**What to produce**
Copy nothing but the text: reproduce each line of the listing exactly and leave the pictures out.

[Stored data]
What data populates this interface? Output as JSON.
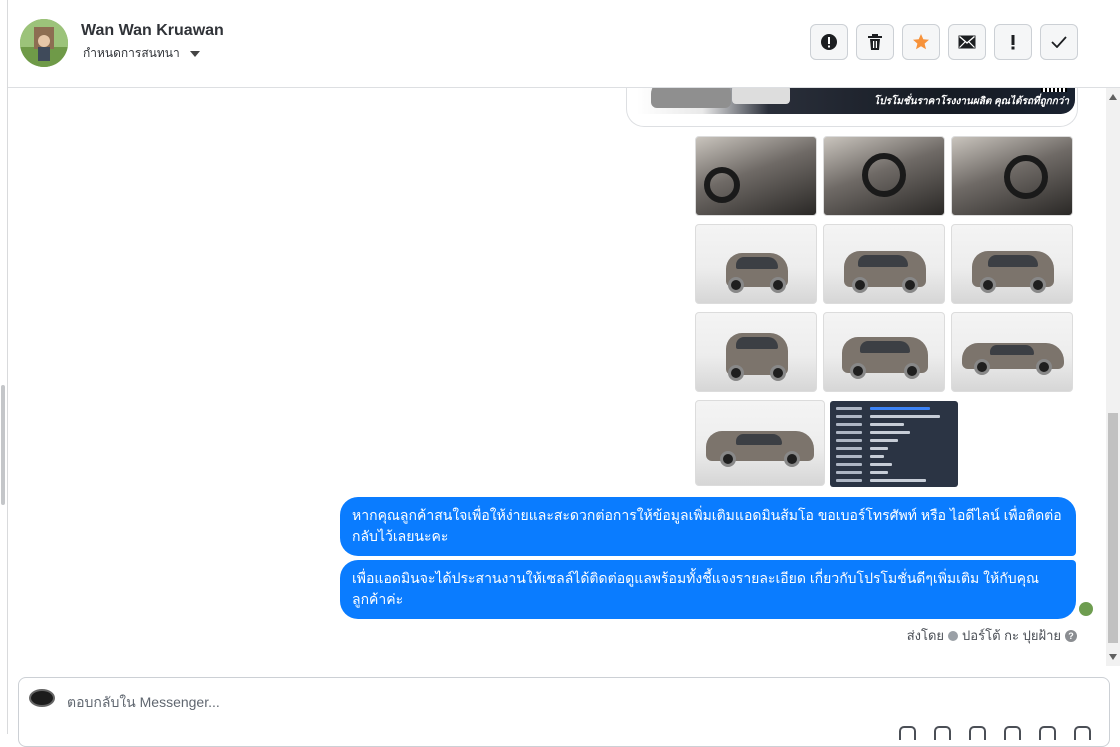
{
  "header": {
    "contact_name": "Wan Wan Kruawan",
    "assign_label": "กำหนดการสนทนา",
    "actions": [
      {
        "name": "spam-button",
        "glyph": "!",
        "style": "circle"
      },
      {
        "name": "delete-button",
        "glyph": "trash"
      },
      {
        "name": "star-button",
        "glyph": "star",
        "color": "#f7923a"
      },
      {
        "name": "mark-unread-button",
        "glyph": "envelope"
      },
      {
        "name": "follow-up-button",
        "glyph": "!"
      },
      {
        "name": "done-button",
        "glyph": "check"
      }
    ]
  },
  "banner": {
    "promo_text": "โปรโมชั่นราคาโรงงานผลิต คุณได้รถที่ถูกกว่า"
  },
  "messages": [
    {
      "text": "หากคุณลูกค้าสนใจเพื่อให้ง่ายและสะดวกต่อการให้ข้อมูลเพิ่มเติมแอดมินส้มโอ ขอเบอร์โทรศัพท์ หรือ ไอดีไลน์ เพื่อติดต่อกลับไว้เลยนะคะ"
    },
    {
      "text": "เพื่อแอดมินจะได้ประสานงานให้เซลล์ได้ติดต่อดูแลพร้อมทั้งชี้แจงรายละเอียด เกี่ยวกับโปรโมชั่นดีๆเพิ่มเติม ให้กับคุณลูกค้าค่ะ"
    }
  ],
  "sent_by": {
    "prefix": "ส่งโดย",
    "author": "ปอร์โต้ กะ ปุยฝ้าย",
    "help": "?"
  },
  "composer": {
    "placeholder": "ตอบกลับใน Messenger..."
  },
  "colors": {
    "bubble": "#0a7cff",
    "star": "#f7923a"
  }
}
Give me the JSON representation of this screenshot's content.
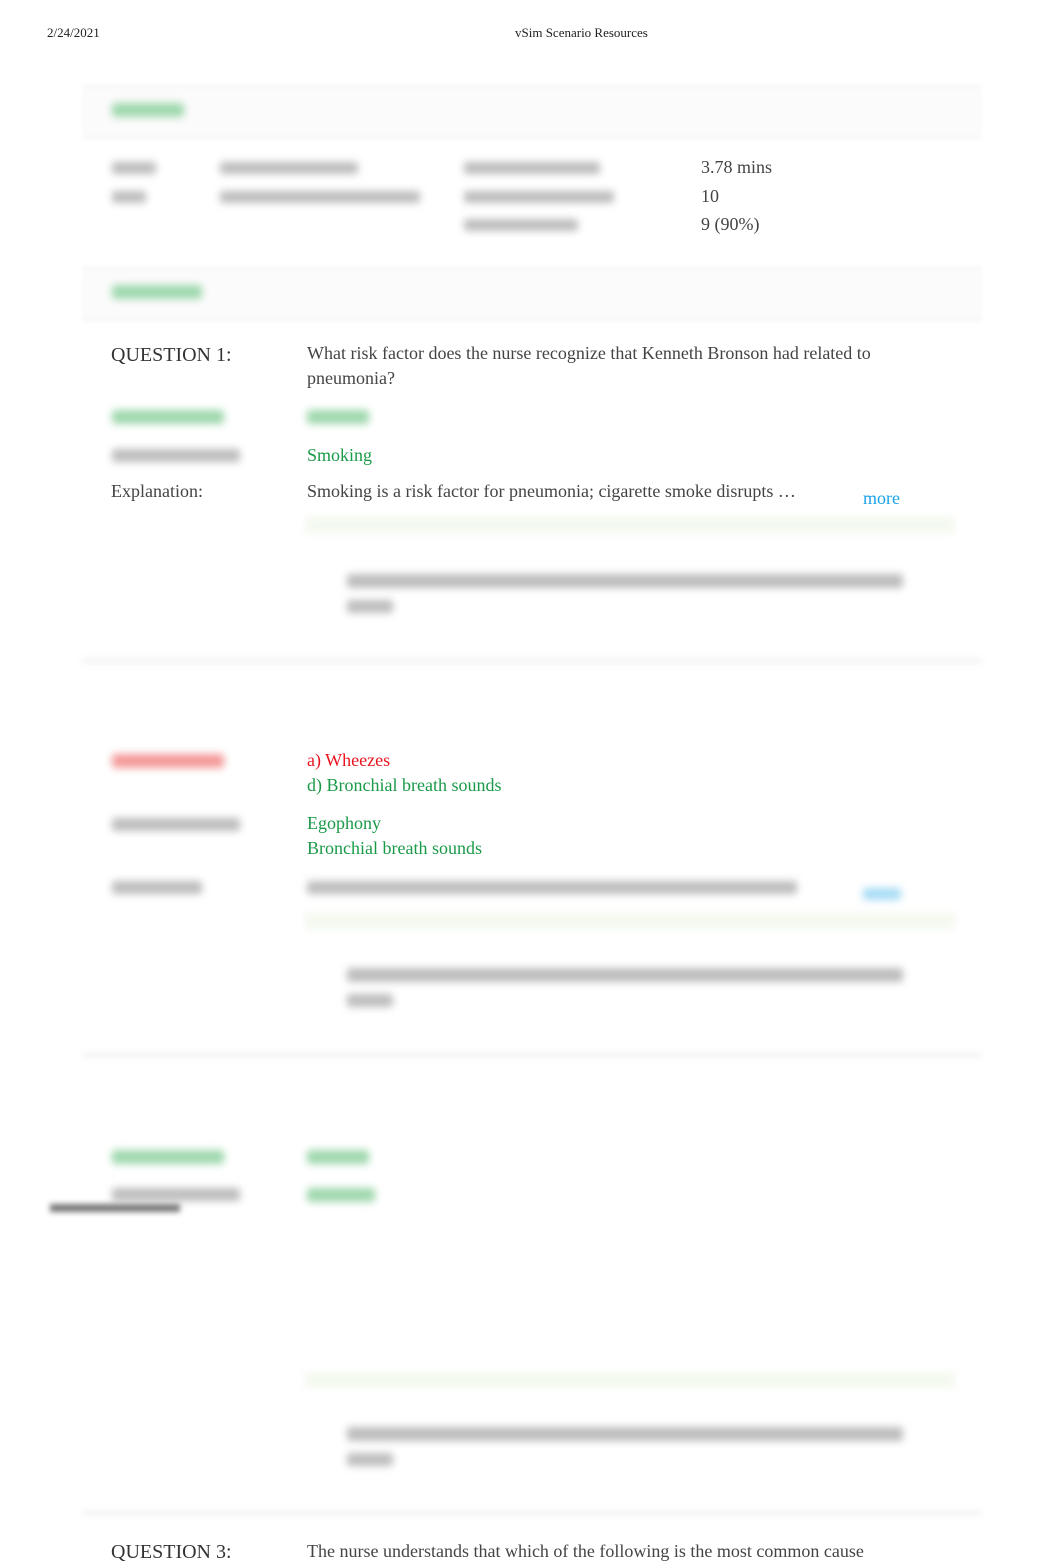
{
  "print_header": {
    "date": "2/24/2021",
    "title": "vSim Scenario Resources"
  },
  "summary": {
    "time_spent": "3.78 mins",
    "questions_answered": "10",
    "correct_count": "9 (90%)"
  },
  "questions": [
    {
      "label": "QUESTION 1:",
      "text": "What risk factor does the nurse recognize that Kenneth Bronson had related to",
      "text_line2": "pneumonia?",
      "correct_response": "Smoking",
      "explanation_label": "Explanation:",
      "explanation": "Smoking is a risk factor for pneumonia; cigarette smoke disrupts …",
      "more_label": "more"
    },
    {
      "your_responses": [
        "a) Wheezes",
        "d) Bronchial breath sounds"
      ],
      "your_response_colors": [
        "#e8141e",
        "#1a9a48"
      ],
      "correct_responses": [
        "Egophony",
        "Bronchial breath sounds"
      ]
    },
    {
      "label": "QUESTION 3:",
      "text": "The nurse understands that which of the following is the most common cause"
    }
  ],
  "colors": {
    "correct": "#1a9a48",
    "incorrect": "#e8141e",
    "link": "#1aa3e8",
    "text": "#444444"
  }
}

**Task answer**
What data populates this interface? Output as JSON.
{
  "header": {
    "contact_name": "Wan Wan Kruawan",
    "assign_label": "กำหนดการสนทนา",
    "actions": [
      {
        "name": "spam-button",
        "glyph": "!",
        "style": "circle"
      },
      {
        "name": "delete-button",
        "glyph": "trash"
      },
      {
        "name": "star-button",
        "glyph": "star",
        "color": "#f7923a"
      },
      {
        "name": "mark-unread-button",
        "glyph": "envelope"
      },
      {
        "name": "follow-up-button",
        "glyph": "!"
      },
      {
        "name": "done-button",
        "glyph": "check"
      }
    ]
  },
  "banner": {
    "promo_text": "โปรโมชั่นราคาโรงงานผลิต คุณได้รถที่ถูกกว่า"
  },
  "messages": [
    {
      "text": "หากคุณลูกค้าสนใจเพื่อให้ง่ายและสะดวกต่อการให้ข้อมูลเพิ่มเติมแอดมินส้มโอ ขอเบอร์โทรศัพท์ หรือ ไอดีไลน์ เพื่อติดต่อกลับไว้เลยนะคะ"
    },
    {
      "text": "เพื่อแอดมินจะได้ประสานงานให้เซลล์ได้ติดต่อดูแลพร้อมทั้งชี้แจงรายละเอียด เกี่ยวกับโปรโมชั่นดีๆเพิ่มเติม ให้กับคุณลูกค้าค่ะ"
    }
  ],
  "sent_by": {
    "prefix": "ส่งโดย",
    "author": "ปอร์โต้ กะ ปุยฝ้าย",
    "help": "?"
  },
  "composer": {
    "placeholder": "ตอบกลับใน Messenger..."
  },
  "colors": {
    "bubble": "#0a7cff",
    "star": "#f7923a"
  }
}
Give me the JSON representation of this screenshot's content.
{
  "print_header": {
    "date": "2/24/2021",
    "title": "vSim Scenario Resources"
  },
  "summary": {
    "time_spent": "3.78 mins",
    "questions_answered": "10",
    "correct_count": "9 (90%)"
  },
  "questions": [
    {
      "label": "QUESTION 1:",
      "text": "What risk factor does the nurse recognize that Kenneth Bronson had related to",
      "text_line2": "pneumonia?",
      "correct_response": "Smoking",
      "explanation_label": "Explanation:",
      "explanation": "Smoking is a risk factor for pneumonia; cigarette smoke disrupts …",
      "more_label": "more"
    },
    {
      "your_responses": [
        "a) Wheezes",
        "d) Bronchial breath sounds"
      ],
      "your_response_colors": [
        "#e8141e",
        "#1a9a48"
      ],
      "correct_responses": [
        "Egophony",
        "Bronchial breath sounds"
      ]
    },
    {
      "label": "QUESTION 3:",
      "text": "The nurse understands that which of the following is the most common cause"
    }
  ],
  "colors": {
    "correct": "#1a9a48",
    "incorrect": "#e8141e",
    "link": "#1aa3e8",
    "text": "#444444"
  }
}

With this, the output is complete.